Stated problem :: Extract all of the data and reproduce it precisely.

Data shown ::
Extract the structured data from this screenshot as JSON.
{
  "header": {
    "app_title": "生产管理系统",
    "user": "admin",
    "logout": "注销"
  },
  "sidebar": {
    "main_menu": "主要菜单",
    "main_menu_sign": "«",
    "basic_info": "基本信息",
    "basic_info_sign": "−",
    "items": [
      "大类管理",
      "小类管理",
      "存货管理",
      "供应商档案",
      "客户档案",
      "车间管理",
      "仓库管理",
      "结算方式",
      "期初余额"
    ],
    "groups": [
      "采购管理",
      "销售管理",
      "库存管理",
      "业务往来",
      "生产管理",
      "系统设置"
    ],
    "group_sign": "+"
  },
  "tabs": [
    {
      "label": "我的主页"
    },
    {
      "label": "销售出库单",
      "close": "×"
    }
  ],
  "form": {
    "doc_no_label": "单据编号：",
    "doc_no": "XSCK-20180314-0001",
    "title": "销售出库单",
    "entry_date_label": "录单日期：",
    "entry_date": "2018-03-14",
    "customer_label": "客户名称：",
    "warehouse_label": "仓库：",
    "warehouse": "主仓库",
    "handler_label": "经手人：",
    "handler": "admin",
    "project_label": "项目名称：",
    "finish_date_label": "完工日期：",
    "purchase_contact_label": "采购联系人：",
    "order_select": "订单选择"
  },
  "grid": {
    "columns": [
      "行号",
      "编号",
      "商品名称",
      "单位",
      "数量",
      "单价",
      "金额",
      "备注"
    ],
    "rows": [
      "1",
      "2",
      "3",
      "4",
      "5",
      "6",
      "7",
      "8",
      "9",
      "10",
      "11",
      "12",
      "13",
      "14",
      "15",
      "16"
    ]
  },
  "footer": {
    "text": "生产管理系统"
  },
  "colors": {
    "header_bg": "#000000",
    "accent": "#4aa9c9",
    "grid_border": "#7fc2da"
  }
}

Answer below ::
Extract the structured data from this screenshot as JSON.
{
  "header": {
    "app_title": "生产管理系统",
    "user": "admin",
    "logout": "注销"
  },
  "sidebar": {
    "main_menu": "主要菜单",
    "main_menu_sign": "«",
    "basic_info": "基本信息",
    "basic_info_sign": "−",
    "items": [
      "大类管理",
      "小类管理",
      "存货管理",
      "供应商档案",
      "客户档案",
      "车间管理",
      "仓库管理",
      "结算方式",
      "期初余额"
    ],
    "groups": [
      "采购管理",
      "销售管理",
      "库存管理",
      "业务往来",
      "生产管理",
      "系统设置"
    ],
    "group_sign": "+"
  },
  "tabs": [
    {
      "label": "我的主页"
    },
    {
      "label": "销售出库单",
      "close": "×"
    }
  ],
  "form": {
    "doc_no_label": "单据编号：",
    "doc_no": "XSCK-20180314-0001",
    "title": "销售出库单",
    "entry_date_label": "录单日期：",
    "entry_date": "2018-03-14",
    "customer_label": "客户名称：",
    "warehouse_label": "仓库：",
    "warehouse": "主仓库",
    "handler_label": "经手人：",
    "handler": "admin",
    "project_label": "项目名称：",
    "finish_date_label": "完工日期：",
    "purchase_contact_label": "采购联系人：",
    "order_select": "订单选择"
  },
  "grid": {
    "columns": [
      "行号",
      "编号",
      "商品名称",
      "单位",
      "数量",
      "单价",
      "金额",
      "备注"
    ],
    "rows": [
      "1",
      "2",
      "3",
      "4",
      "5",
      "6",
      "7",
      "8",
      "9",
      "10",
      "11",
      "12",
      "13",
      "14",
      "15",
      "16"
    ]
  },
  "footer": {
    "text": "生产管理系统"
  },
  "colors": {
    "header_bg": "#000000",
    "accent": "#4aa9c9",
    "grid_border": "#7fc2da"
  }
}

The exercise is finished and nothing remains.